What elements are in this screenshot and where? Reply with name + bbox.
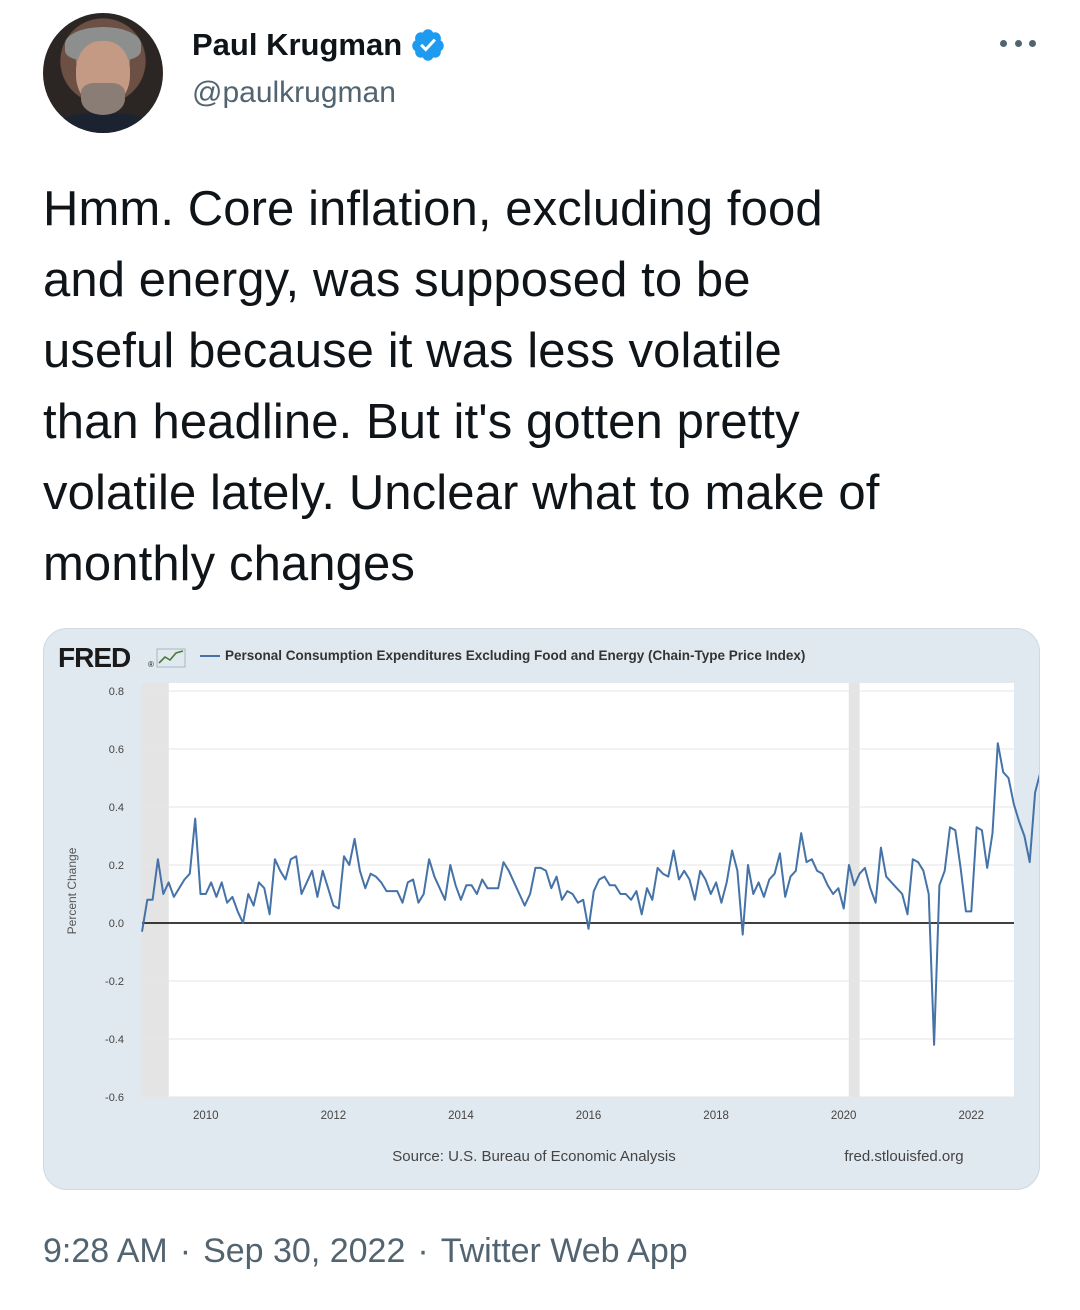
meta-separator-2: · [417,1232,429,1270]
chart-source-text: Source: U.S. Bureau of Economic Analysis [392,1148,675,1165]
more-dot-3 [1029,39,1036,47]
chart-image-card[interactable]: FRED ® Personal Consumption Expenditures… [43,628,1040,1190]
x-tick-label: 2022 [958,1110,984,1122]
y-tick-label: 0.0 [109,918,124,930]
tweet-time[interactable]: 9:28 AM [43,1232,168,1270]
x-tick-label: 2020 [831,1110,857,1122]
y-tick-label: -0.2 [105,976,124,988]
x-tick-label: 2018 [703,1110,729,1122]
author-avatar[interactable] [43,13,163,133]
more-dot-2 [1014,39,1022,47]
x-tick-label: 2010 [193,1110,219,1122]
fred-chart-icon [156,648,186,668]
more-dot-1 [1000,39,1007,47]
tweet-text: Hmm. Core inflation, excluding food and … [43,182,880,591]
chart-site-text: fred.stlouisfed.org [844,1148,963,1165]
x-tick-label: 2014 [448,1110,474,1122]
x-tick-label: 2012 [321,1110,347,1122]
y-axis-label: Percent Change [65,847,79,934]
y-tick-label: -0.6 [105,1092,124,1104]
series-line [141,742,1039,1046]
x-tick-label: 2016 [576,1110,602,1122]
legend-series-label: Personal Consumption Expenditures Exclud… [225,648,805,663]
grid-lines [142,690,1014,1098]
y-tick-labels: 0.8 0.6 0.4 0.2 0.0 -0.2 -0.4 -0.6 [105,686,124,1104]
author-name[interactable]: Paul Krugman [192,27,403,62]
plot-area [142,683,1014,1097]
x-tick-labels: 2010 2012 2014 2016 2018 2020 2022 [193,1110,984,1122]
y-tick-label: 0.4 [109,802,124,814]
fred-logo-text: FRED [58,642,131,673]
author-handle[interactable]: @paulkrugman [192,76,396,109]
avatar-shirt [53,113,153,133]
y-tick-label: 0.2 [109,860,124,872]
more-horizontal-icon[interactable] [1000,28,1036,58]
fred-chart: FRED ® Personal Consumption Expenditures… [58,642,1039,1165]
y-tick-label: 0.6 [109,744,124,756]
y-tick-label: 0.8 [109,686,124,698]
verified-badge-icon [412,29,444,61]
tweet-source-app[interactable]: Twitter Web App [440,1232,688,1270]
meta-separator-1: · [179,1232,192,1270]
y-tick-label: -0.4 [105,1034,124,1046]
recession-band [848,683,860,1097]
fred-registered-mark: ® [148,660,154,669]
tweet-meta: 9:28 AM · Sep 30, 2022 · Twitter Web App [43,1232,688,1271]
tweet-date[interactable]: Sep 30, 2022 [203,1232,406,1270]
avatar-beard [81,83,125,115]
author-name-row[interactable]: Paul Krugman [192,24,446,66]
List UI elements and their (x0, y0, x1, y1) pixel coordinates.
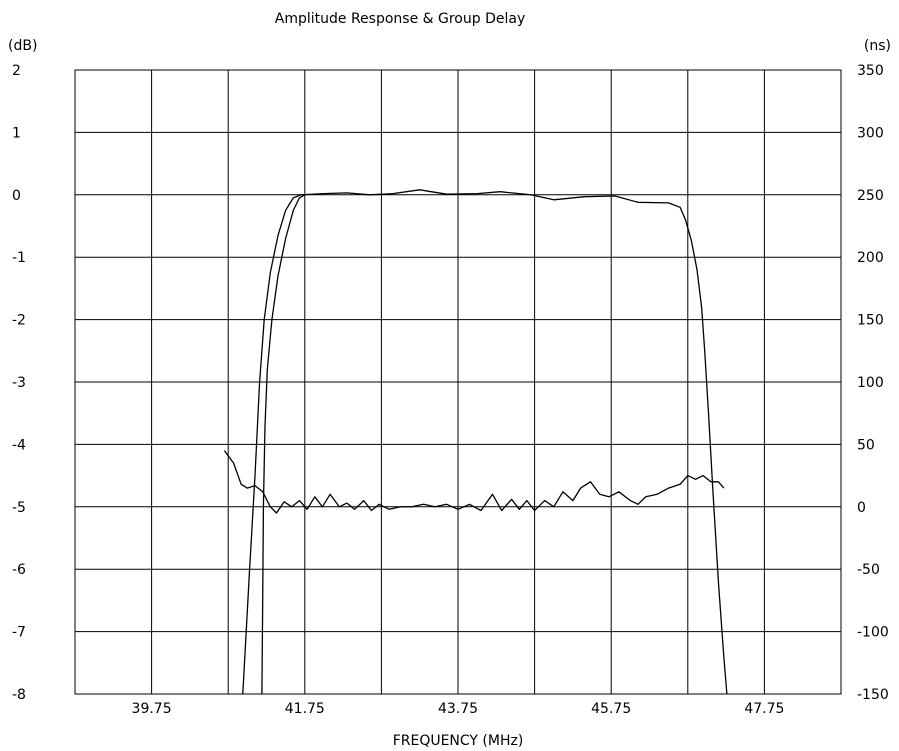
y-left-tick-label: 1 (12, 125, 21, 141)
y-left-tick-label: -1 (12, 250, 26, 266)
y-right-tick-label: -150 (857, 687, 889, 703)
plot-frame (74, 69, 842, 695)
x-axis-label: FREQUENCY (MHz) (393, 733, 524, 749)
series-line-3 (223, 450, 725, 514)
y-left-tick-label: -6 (12, 562, 26, 578)
y-right-tick-label: 150 (857, 313, 884, 329)
y-left-tick-label: -8 (12, 687, 26, 703)
grid (75, 70, 841, 694)
x-tick-label: 47.75 (744, 701, 784, 717)
y-right-tick-label: -50 (857, 562, 880, 578)
y-right-tick-label: 0 (857, 500, 866, 516)
chart-title: Amplitude Response & Group Delay (275, 11, 525, 27)
y-right-tick-label: 300 (857, 125, 884, 141)
y-left-tick-label: 0 (12, 188, 21, 204)
x-tick-label: 43.75 (438, 701, 478, 717)
y-left-tick-label: 2 (12, 63, 21, 79)
y-right-tick-label: 250 (857, 188, 884, 204)
y-left-tick-label: -3 (12, 375, 26, 391)
series-line-1 (242, 189, 728, 695)
tick-labels: 39.75 41.75 43.75 45.75 47.75 2 1 0 -1 -2 -3 -4 -5 -6… (12, 63, 889, 717)
x-tick-label: 45.75 (591, 701, 631, 717)
y-left-tick-label: -4 (12, 437, 26, 453)
series-line-2 (261, 194, 306, 695)
y-right-tick-label: -100 (857, 625, 889, 641)
series-layer (223, 189, 728, 695)
y-left-tick-label: -5 (12, 500, 26, 516)
x-tick-label: 41.75 (285, 701, 325, 717)
y-right-tick-label: 50 (857, 437, 875, 453)
y-right-tick-label: 100 (857, 375, 884, 391)
y-left-tick-label: -7 (12, 625, 26, 641)
y-right-tick-label: 200 (857, 250, 884, 266)
x-tick-label: 39.75 (132, 701, 172, 717)
y-right-tick-label: 350 (857, 63, 884, 79)
left-axis-unit: (dB) (8, 38, 37, 54)
right-axis-unit: (ns) (864, 38, 891, 54)
y-left-tick-label: -2 (12, 313, 26, 329)
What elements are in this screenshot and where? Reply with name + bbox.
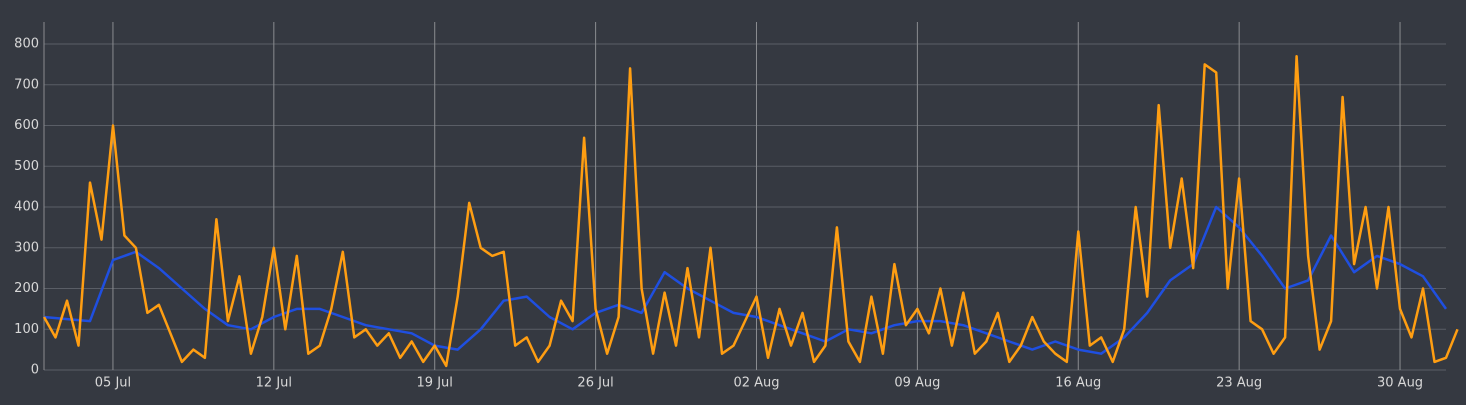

▶ INSTRUCTIONS TO FOLLOW
Show each line of the listing that contains the string "axis".

▶ ANSWER BELOW
y-axis-label: Percent Change [65,847,79,934]
x-axis-label: FREQUENCY (MHz) (393, 733, 524, 749)
left-axis-unit: (dB) (8, 38, 37, 54)
right-axis-unit: (ns) (864, 38, 891, 54)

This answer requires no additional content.